■ Given instruction ■
Each line containing the word "https" must be collected.

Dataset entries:
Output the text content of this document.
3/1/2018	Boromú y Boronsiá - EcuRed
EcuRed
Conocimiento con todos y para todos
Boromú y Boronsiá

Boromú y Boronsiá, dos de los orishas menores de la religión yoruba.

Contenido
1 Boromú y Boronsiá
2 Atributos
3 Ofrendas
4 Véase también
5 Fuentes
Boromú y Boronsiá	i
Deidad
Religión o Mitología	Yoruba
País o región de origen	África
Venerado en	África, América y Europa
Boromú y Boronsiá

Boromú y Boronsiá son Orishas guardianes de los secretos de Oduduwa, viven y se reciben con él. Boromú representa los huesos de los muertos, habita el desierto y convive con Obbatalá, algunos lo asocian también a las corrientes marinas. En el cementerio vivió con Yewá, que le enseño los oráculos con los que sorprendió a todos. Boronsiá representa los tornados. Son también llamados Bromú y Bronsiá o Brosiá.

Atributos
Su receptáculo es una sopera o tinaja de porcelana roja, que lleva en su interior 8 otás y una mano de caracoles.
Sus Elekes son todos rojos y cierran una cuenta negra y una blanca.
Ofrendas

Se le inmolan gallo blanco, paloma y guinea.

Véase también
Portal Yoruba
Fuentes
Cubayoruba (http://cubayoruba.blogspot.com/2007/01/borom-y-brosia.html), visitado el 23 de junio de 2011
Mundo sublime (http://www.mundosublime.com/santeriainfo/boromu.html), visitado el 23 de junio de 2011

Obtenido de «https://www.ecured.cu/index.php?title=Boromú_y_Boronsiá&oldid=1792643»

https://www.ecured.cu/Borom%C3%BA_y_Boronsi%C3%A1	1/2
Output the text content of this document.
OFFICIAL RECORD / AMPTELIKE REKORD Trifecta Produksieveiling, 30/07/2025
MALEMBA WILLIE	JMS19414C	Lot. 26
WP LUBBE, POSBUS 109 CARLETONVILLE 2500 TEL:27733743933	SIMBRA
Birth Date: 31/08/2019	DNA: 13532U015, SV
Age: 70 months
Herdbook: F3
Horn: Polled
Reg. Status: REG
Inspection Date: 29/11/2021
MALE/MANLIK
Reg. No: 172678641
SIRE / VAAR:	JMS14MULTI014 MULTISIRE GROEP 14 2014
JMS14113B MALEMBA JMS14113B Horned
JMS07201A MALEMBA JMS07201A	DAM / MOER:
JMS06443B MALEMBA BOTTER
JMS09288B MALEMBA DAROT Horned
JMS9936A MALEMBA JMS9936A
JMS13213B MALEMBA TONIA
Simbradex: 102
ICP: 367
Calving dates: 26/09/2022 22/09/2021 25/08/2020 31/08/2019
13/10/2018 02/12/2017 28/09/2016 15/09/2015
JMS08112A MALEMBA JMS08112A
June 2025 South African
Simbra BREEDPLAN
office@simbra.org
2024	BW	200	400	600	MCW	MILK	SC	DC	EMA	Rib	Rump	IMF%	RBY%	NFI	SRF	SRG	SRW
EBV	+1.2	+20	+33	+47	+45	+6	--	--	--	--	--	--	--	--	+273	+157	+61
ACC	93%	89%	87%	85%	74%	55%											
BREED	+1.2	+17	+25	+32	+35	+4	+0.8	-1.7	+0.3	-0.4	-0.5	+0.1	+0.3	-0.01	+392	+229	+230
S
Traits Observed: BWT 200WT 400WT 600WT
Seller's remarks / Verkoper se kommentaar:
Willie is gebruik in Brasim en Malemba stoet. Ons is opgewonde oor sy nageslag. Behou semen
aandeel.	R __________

■ Response to the task ■
Obtenido de «https://www.ecured.cu/index.php?title=Boromú_y_Boronsiá&oldid=1792643»
https://www.ecured.cu/Borom%C3%BA_y_Boronsi%C3%A1	1/2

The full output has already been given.